## What to produce
An identical copy of all the records is what the answer must contain.

## Source records
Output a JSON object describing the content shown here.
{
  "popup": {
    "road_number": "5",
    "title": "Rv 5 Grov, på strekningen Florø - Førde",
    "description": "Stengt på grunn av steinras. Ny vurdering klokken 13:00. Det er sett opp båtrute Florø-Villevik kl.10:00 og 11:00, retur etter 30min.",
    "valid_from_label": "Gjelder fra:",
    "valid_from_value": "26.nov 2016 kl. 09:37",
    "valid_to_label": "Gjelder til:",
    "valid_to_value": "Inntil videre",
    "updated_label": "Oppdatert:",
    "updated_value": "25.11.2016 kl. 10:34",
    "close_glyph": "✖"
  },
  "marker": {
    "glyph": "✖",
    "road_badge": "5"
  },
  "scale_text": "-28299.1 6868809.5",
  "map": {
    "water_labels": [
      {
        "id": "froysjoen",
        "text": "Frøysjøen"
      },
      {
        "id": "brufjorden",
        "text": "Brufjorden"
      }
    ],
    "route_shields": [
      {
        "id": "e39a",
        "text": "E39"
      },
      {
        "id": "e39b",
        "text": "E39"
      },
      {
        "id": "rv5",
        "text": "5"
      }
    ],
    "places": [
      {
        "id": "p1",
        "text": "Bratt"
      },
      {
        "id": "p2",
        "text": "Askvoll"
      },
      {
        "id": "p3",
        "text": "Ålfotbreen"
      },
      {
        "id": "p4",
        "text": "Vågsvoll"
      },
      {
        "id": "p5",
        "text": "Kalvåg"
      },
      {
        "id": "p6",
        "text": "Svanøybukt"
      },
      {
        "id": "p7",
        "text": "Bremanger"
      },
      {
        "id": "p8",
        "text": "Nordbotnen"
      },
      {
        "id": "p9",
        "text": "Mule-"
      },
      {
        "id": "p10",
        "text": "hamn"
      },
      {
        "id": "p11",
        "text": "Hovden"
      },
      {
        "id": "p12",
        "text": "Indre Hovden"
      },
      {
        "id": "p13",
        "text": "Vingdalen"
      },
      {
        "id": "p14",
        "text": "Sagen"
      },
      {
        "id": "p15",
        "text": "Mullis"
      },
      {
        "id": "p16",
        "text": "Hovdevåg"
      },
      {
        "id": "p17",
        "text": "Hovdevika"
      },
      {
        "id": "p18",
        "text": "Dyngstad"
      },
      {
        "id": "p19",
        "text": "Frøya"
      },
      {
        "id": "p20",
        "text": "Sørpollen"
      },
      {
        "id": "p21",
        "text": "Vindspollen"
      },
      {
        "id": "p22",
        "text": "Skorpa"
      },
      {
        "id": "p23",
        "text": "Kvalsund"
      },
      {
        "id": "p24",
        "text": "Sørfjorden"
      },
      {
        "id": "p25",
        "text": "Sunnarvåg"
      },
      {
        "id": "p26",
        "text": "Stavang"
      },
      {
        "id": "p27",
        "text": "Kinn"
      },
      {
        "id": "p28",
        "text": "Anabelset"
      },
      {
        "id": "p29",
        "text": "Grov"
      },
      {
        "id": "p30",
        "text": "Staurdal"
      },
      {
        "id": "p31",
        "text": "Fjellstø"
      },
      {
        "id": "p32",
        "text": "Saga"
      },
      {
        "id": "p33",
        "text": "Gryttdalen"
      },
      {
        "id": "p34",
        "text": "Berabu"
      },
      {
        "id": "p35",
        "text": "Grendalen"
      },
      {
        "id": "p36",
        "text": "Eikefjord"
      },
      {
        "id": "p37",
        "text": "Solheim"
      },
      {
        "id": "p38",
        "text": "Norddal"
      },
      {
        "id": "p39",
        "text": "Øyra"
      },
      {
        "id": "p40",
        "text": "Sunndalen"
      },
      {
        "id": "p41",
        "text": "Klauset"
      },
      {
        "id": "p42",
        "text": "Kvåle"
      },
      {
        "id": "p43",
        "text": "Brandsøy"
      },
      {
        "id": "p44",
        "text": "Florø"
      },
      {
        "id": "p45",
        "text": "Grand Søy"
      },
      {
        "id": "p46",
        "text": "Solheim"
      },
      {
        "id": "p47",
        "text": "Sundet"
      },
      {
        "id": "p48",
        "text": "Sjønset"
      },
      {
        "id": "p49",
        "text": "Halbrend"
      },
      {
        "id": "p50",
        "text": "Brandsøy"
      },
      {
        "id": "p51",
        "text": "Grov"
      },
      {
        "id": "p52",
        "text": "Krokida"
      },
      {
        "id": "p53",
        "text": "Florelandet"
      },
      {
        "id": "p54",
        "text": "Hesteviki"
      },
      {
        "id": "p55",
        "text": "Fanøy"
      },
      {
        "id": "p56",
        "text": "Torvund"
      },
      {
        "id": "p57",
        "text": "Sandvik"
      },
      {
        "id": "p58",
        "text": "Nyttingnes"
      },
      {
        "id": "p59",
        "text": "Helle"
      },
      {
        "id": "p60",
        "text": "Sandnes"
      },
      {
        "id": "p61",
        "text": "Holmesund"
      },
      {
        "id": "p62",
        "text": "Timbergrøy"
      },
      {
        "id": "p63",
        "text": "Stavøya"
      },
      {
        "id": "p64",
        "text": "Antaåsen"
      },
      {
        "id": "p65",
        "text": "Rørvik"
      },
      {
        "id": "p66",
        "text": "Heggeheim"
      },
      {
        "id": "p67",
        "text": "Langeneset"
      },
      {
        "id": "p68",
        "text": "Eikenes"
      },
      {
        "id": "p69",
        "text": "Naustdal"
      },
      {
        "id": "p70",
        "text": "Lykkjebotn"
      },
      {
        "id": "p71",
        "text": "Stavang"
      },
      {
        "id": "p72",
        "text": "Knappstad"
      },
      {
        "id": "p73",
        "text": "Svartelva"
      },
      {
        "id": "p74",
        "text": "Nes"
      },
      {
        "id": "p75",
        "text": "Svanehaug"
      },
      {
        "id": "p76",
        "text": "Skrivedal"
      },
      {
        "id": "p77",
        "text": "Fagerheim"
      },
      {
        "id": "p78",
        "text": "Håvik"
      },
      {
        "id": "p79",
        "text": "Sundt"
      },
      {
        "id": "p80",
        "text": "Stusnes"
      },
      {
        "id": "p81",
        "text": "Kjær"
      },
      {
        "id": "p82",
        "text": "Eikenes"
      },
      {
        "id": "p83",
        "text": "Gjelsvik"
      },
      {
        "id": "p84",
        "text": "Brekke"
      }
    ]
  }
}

## Answer section
Output a JSON object describing the content shown here.
{
  "popup": {
    "road_number": "5",
    "title": "Rv 5 Grov, på strekningen Florø - Førde",
    "description": "Stengt på grunn av steinras. Ny vurdering klokken 13:00. Det er sett opp båtrute Florø-Villevik kl.10:00 og 11:00, retur etter 30min.",
    "valid_from_label": "Gjelder fra:",
    "valid_from_value": "26.nov 2016 kl. 09:37",
    "valid_to_label": "Gjelder til:",
    "valid_to_value": "Inntil videre",
    "updated_label": "Oppdatert:",
    "updated_value": "25.11.2016 kl. 10:34",
    "close_glyph": "✖"
  },
  "marker": {
    "glyph": "✖",
    "road_badge": "5"
  },
  "scale_text": "-28299.1 6868809.5",
  "map": {
    "water_labels": [
      {
        "id": "froysjoen",
        "text": "Frøysjøen"
      },
      {
        "id": "brufjorden",
        "text": "Brufjorden"
      }
    ],
    "route_shields": [
      {
        "id": "e39a",
        "text": "E39"
      },
      {
        "id": "e39b",
        "text": "E39"
      },
      {
        "id": "rv5",
        "text": "5"
      }
    ],
    "places": [
      {
        "id": "p1",
        "text": "Bratt"
      },
      {
        "id": "p2",
        "text": "Askvoll"
      },
      {
        "id": "p3",
        "text": "Ålfotbreen"
      },
      {
        "id": "p4",
        "text": "Vågsvoll"
      },
      {
        "id": "p5",
        "text": "Kalvåg"
      },
      {
        "id": "p6",
        "text": "Svanøybukt"
      },
      {
        "id": "p7",
        "text": "Bremanger"
      },
      {
        "id": "p8",
        "text": "Nordbotnen"
      },
      {
        "id": "p9",
        "text": "Mule-"
      },
      {
        "id": "p10",
        "text": "hamn"
      },
      {
        "id": "p11",
        "text": "Hovden"
      },
      {
        "id": "p12",
        "text": "Indre Hovden"
      },
      {
        "id": "p13",
        "text": "Vingdalen"
      },
      {
        "id": "p14",
        "text": "Sagen"
      },
      {
        "id": "p15",
        "text": "Mullis"
      },
      {
        "id": "p16",
        "text": "Hovdevåg"
      },
      {
        "id": "p17",
        "text": "Hovdevika"
      },
      {
        "id": "p18",
        "text": "Dyngstad"
      },
      {
        "id": "p19",
        "text": "Frøya"
      },
      {
        "id": "p20",
        "text": "Sørpollen"
      },
      {
        "id": "p21",
        "text": "Vindspollen"
      },
      {
        "id": "p22",
        "text": "Skorpa"
      },
      {
        "id": "p23",
        "text": "Kvalsund"
      },
      {
        "id": "p24",
        "text": "Sørfjorden"
      },
      {
        "id": "p25",
        "text": "Sunnarvåg"
      },
      {
        "id": "p26",
        "text": "Stavang"
      },
      {
        "id": "p27",
        "text": "Kinn"
      },
      {
        "id": "p28",
        "text": "Anabelset"
      },
      {
        "id": "p29",
        "text": "Grov"
      },
      {
        "id": "p30",
        "text": "Staurdal"
      },
      {
        "id": "p31",
        "text": "Fjellstø"
      },
      {
        "id": "p32",
        "text": "Saga"
      },
      {
        "id": "p33",
        "text": "Gryttdalen"
      },
      {
        "id": "p34",
        "text": "Berabu"
      },
      {
        "id": "p35",
        "text": "Grendalen"
      },
      {
        "id": "p36",
        "text": "Eikefjord"
      },
      {
        "id": "p37",
        "text": "Solheim"
      },
      {
        "id": "p38",
        "text": "Norddal"
      },
      {
        "id": "p39",
        "text": "Øyra"
      },
      {
        "id": "p40",
        "text": "Sunndalen"
      },
      {
        "id": "p41",
        "text": "Klauset"
      },
      {
        "id": "p42",
        "text": "Kvåle"
      },
      {
        "id": "p43",
        "text": "Brandsøy"
      },
      {
        "id": "p44",
        "text": "Florø"
      },
      {
        "id": "p45",
        "text": "Grand Søy"
      },
      {
        "id": "p46",
        "text": "Solheim"
      },
      {
        "id": "p47",
        "text": "Sundet"
      },
      {
        "id": "p48",
        "text": "Sjønset"
      },
      {
        "id": "p49",
        "text": "Halbrend"
      },
      {
        "id": "p50",
        "text": "Brandsøy"
      },
      {
        "id": "p51",
        "text": "Grov"
      },
      {
        "id": "p52",
        "text": "Krokida"
      },
      {
        "id": "p53",
        "text": "Florelandet"
      },
      {
        "id": "p54",
        "text": "Hesteviki"
      },
      {
        "id": "p55",
        "text": "Fanøy"
      },
      {
        "id": "p56",
        "text": "Torvund"
      },
      {
        "id": "p57",
        "text": "Sandvik"
      },
      {
        "id": "p58",
        "text": "Nyttingnes"
      },
      {
        "id": "p59",
        "text": "Helle"
      },
      {
        "id": "p60",
        "text": "Sandnes"
      },
      {
        "id": "p61",
        "text": "Holmesund"
      },
      {
        "id": "p62",
        "text": "Timbergrøy"
      },
      {
        "id": "p63",
        "text": "Stavøya"
      },
      {
        "id": "p64",
        "text": "Antaåsen"
      },
      {
        "id": "p65",
        "text": "Rørvik"
      },
      {
        "id": "p66",
        "text": "Heggeheim"
      },
      {
        "id": "p67",
        "text": "Langeneset"
      },
      {
        "id": "p68",
        "text": "Eikenes"
      },
      {
        "id": "p69",
        "text": "Naustdal"
      },
      {
        "id": "p70",
        "text": "Lykkjebotn"
      },
      {
        "id": "p71",
        "text": "Stavang"
      },
      {
        "id": "p72",
        "text": "Knappstad"
      },
      {
        "id": "p73",
        "text": "Svartelva"
      },
      {
        "id": "p74",
        "text": "Nes"
      },
      {
        "id": "p75",
        "text": "Svanehaug"
      },
      {
        "id": "p76",
        "text": "Skrivedal"
      },
      {
        "id": "p77",
        "text": "Fagerheim"
      },
      {
        "id": "p78",
        "text": "Håvik"
      },
      {
        "id": "p79",
        "text": "Sundt"
      },
      {
        "id": "p80",
        "text": "Stusnes"
      },
      {
        "id": "p81",
        "text": "Kjær"
      },
      {
        "id": "p82",
        "text": "Eikenes"
      },
      {
        "id": "p83",
        "text": "Gjelsvik"
      },
      {
        "id": "p84",
        "text": "Brekke"
      }
    ]
  }
}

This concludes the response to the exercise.